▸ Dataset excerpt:
'''

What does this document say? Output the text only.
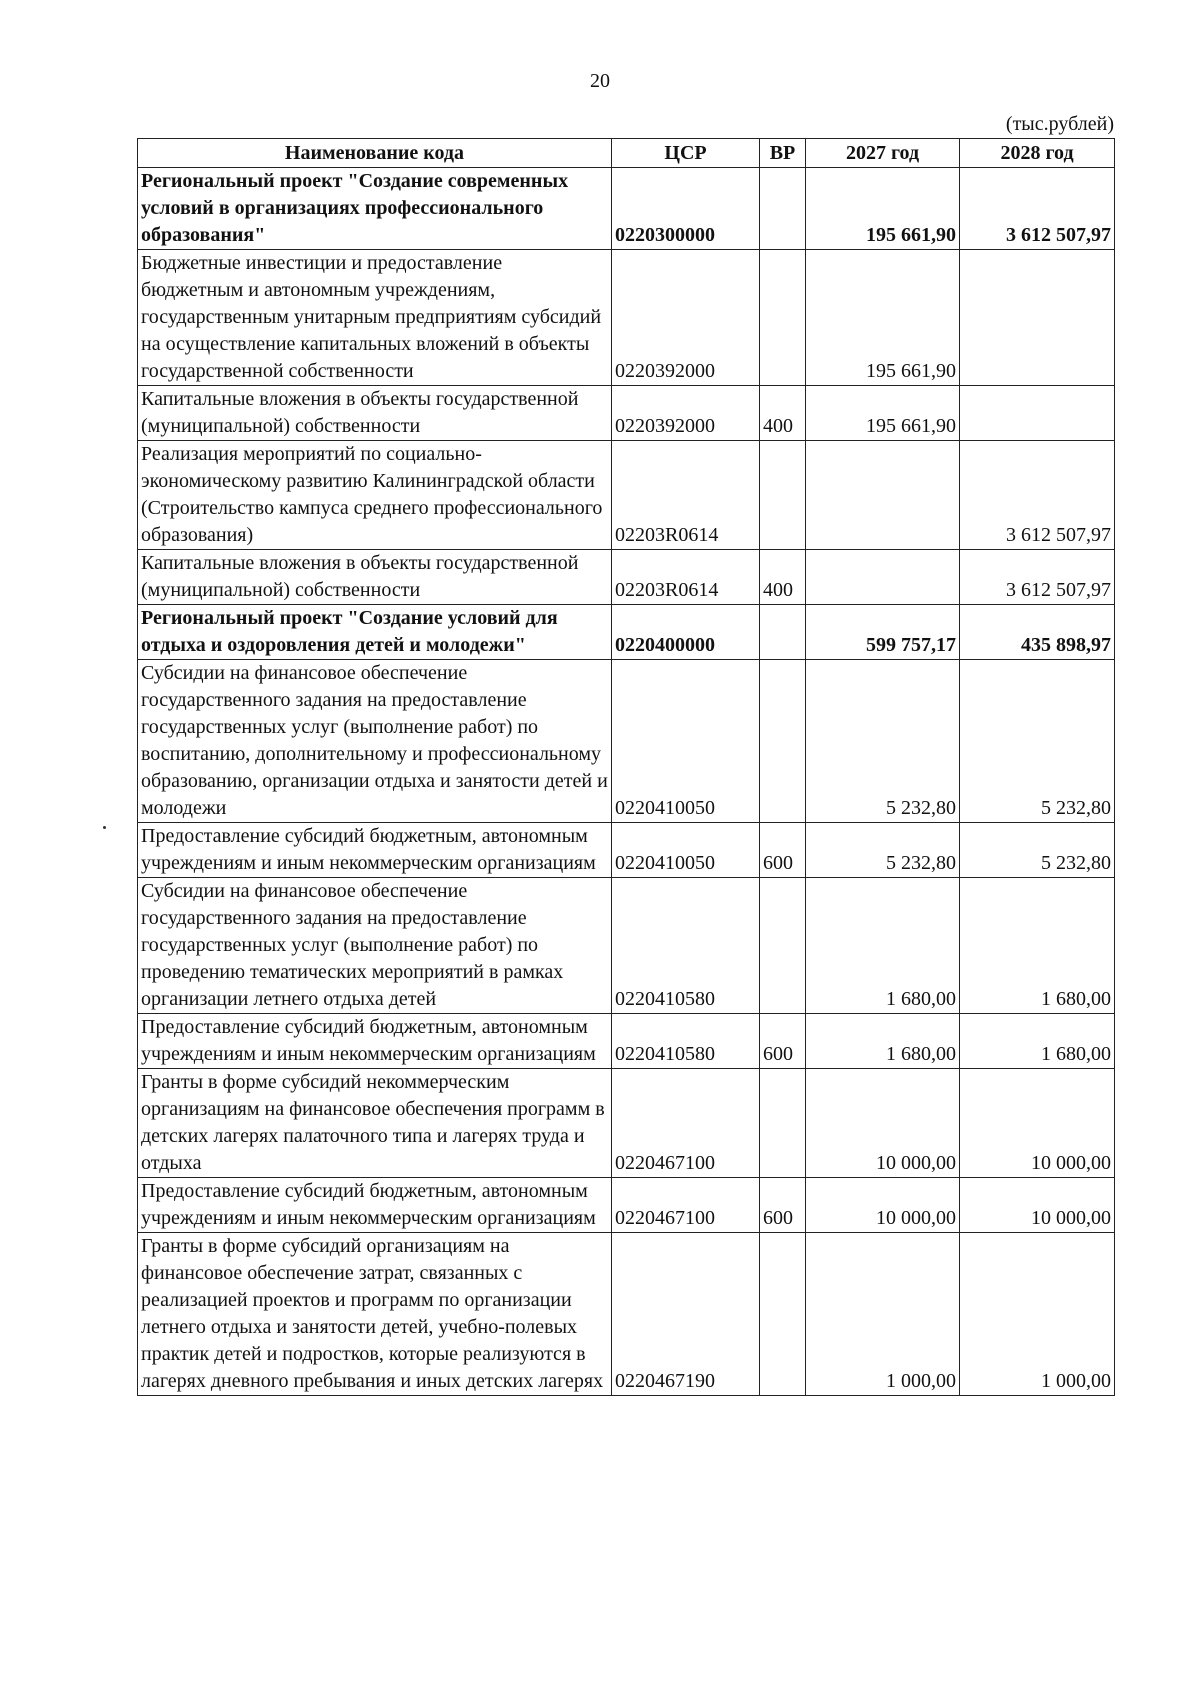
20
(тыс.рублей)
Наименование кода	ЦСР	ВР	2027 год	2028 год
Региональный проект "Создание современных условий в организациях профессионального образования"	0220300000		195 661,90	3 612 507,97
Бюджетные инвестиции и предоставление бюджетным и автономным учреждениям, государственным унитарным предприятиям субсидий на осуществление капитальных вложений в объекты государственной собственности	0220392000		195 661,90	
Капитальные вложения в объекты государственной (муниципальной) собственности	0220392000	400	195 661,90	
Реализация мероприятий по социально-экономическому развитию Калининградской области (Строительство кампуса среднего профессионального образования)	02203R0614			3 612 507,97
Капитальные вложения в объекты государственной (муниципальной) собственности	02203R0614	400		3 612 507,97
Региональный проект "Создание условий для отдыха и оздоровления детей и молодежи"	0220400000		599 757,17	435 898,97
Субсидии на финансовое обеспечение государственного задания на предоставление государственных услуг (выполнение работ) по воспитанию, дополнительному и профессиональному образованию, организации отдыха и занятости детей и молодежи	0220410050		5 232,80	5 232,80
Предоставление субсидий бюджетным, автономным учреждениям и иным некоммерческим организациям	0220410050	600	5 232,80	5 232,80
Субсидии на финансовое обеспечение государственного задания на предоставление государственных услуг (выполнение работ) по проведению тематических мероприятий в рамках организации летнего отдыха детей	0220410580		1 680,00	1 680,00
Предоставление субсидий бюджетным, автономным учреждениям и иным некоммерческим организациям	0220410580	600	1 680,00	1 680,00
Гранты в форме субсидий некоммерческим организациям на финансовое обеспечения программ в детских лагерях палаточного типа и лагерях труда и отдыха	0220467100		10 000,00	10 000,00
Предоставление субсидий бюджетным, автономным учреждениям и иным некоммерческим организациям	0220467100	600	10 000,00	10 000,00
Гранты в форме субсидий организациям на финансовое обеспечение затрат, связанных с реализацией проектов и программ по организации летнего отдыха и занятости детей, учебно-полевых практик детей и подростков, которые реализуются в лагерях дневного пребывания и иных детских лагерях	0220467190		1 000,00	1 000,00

'''

▸ DIRECTIONS: Restate each entry word for word, please, but drop any images it holds.

▸ SOLUTION:
What does this document say? Output the text only.
20
(тыс.рублей)
Наименование кода	ЦСР	ВР	2027 год	2028 год
Региональный проект "Создание современных условий в организациях профессионального образования"	0220300000		195 661,90	3 612 507,97
Бюджетные инвестиции и предоставление бюджетным и автономным учреждениям, государственным унитарным предприятиям субсидий на осуществление капитальных вложений в объекты государственной собственности	0220392000		195 661,90	
Капитальные вложения в объекты государственной (муниципальной) собственности	0220392000	400	195 661,90	
Реализация мероприятий по социально-экономическому развитию Калининградской области (Строительство кампуса среднего профессионального образования)	02203R0614			3 612 507,97
Капитальные вложения в объекты государственной (муниципальной) собственности	02203R0614	400		3 612 507,97
Региональный проект "Создание условий для отдыха и оздоровления детей и молодежи"	0220400000		599 757,17	435 898,97
Субсидии на финансовое обеспечение государственного задания на предоставление государственных услуг (выполнение работ) по воспитанию, дополнительному и профессиональному образованию, организации отдыха и занятости детей и молодежи	0220410050		5 232,80	5 232,80
Предоставление субсидий бюджетным, автономным учреждениям и иным некоммерческим организациям	0220410050	600	5 232,80	5 232,80
Субсидии на финансовое обеспечение государственного задания на предоставление государственных услуг (выполнение работ) по проведению тематических мероприятий в рамках организации летнего отдыха детей	0220410580		1 680,00	1 680,00
Предоставление субсидий бюджетным, автономным учреждениям и иным некоммерческим организациям	0220410580	600	1 680,00	1 680,00
Гранты в форме субсидий некоммерческим организациям на финансовое обеспечения программ в детских лагерях палаточного типа и лагерях труда и отдыха	0220467100		10 000,00	10 000,00
Предоставление субсидий бюджетным, автономным учреждениям и иным некоммерческим организациям	0220467100	600	10 000,00	10 000,00
Гранты в форме субсидий организациям на финансовое обеспечение затрат, связанных с реализацией проектов и программ по организации летнего отдыха и занятости детей, учебно-полевых практик детей и подростков, которые реализуются в лагерях дневного пребывания и иных детских лагерях	0220467190		1 000,00	1 000,00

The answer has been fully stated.